# [SUPPLIED RECORDS]
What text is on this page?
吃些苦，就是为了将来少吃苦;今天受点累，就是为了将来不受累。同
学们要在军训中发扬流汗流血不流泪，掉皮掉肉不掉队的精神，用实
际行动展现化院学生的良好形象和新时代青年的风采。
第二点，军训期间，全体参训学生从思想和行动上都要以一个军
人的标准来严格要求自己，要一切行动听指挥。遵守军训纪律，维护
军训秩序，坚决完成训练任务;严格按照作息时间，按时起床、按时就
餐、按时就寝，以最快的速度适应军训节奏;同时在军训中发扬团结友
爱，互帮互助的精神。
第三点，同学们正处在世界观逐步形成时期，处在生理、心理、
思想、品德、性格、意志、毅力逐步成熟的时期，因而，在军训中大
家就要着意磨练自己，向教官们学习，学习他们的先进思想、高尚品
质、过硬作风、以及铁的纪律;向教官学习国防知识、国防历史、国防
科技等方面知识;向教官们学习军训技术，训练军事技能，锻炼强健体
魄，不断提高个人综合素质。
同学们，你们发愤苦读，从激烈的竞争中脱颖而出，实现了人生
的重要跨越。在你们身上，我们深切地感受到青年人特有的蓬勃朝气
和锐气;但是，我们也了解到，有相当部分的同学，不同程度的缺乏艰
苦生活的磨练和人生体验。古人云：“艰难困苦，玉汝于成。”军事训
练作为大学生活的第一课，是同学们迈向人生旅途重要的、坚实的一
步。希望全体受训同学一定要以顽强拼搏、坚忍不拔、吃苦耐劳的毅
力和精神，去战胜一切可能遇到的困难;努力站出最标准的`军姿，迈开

# [WHAT THIS TASK INVOLVES]
Give back the whole listing exactly as it reads.

# [WRITTEN SOLUTION]
What text is on this page?
吃些苦，就是为了将来少吃苦;今天受点累，就是为了将来不受累。同
学们要在军训中发扬流汗流血不流泪，掉皮掉肉不掉队的精神，用实
际行动展现化院学生的良好形象和新时代青年的风采。
第二点，军训期间，全体参训学生从思想和行动上都要以一个军
人的标准来严格要求自己，要一切行动听指挥。遵守军训纪律，维护
军训秩序，坚决完成训练任务;严格按照作息时间，按时起床、按时就
餐、按时就寝，以最快的速度适应军训节奏;同时在军训中发扬团结友
爱，互帮互助的精神。
第三点，同学们正处在世界观逐步形成时期，处在生理、心理、
思想、品德、性格、意志、毅力逐步成熟的时期，因而，在军训中大
家就要着意磨练自己，向教官们学习，学习他们的先进思想、高尚品
质、过硬作风、以及铁的纪律;向教官学习国防知识、国防历史、国防
科技等方面知识;向教官们学习军训技术，训练军事技能，锻炼强健体
魄，不断提高个人综合素质。
同学们，你们发愤苦读，从激烈的竞争中脱颖而出，实现了人生
的重要跨越。在你们身上，我们深切地感受到青年人特有的蓬勃朝气
和锐气;但是，我们也了解到，有相当部分的同学，不同程度的缺乏艰
苦生活的磨练和人生体验。古人云：“艰难困苦，玉汝于成。”军事训
练作为大学生活的第一课，是同学们迈向人生旅途重要的、坚实的一
步。希望全体受训同学一定要以顽强拼搏、坚忍不拔、吃苦耐劳的毅
力和精神，去战胜一切可能遇到的困难;努力站出最标准的`军姿，迈开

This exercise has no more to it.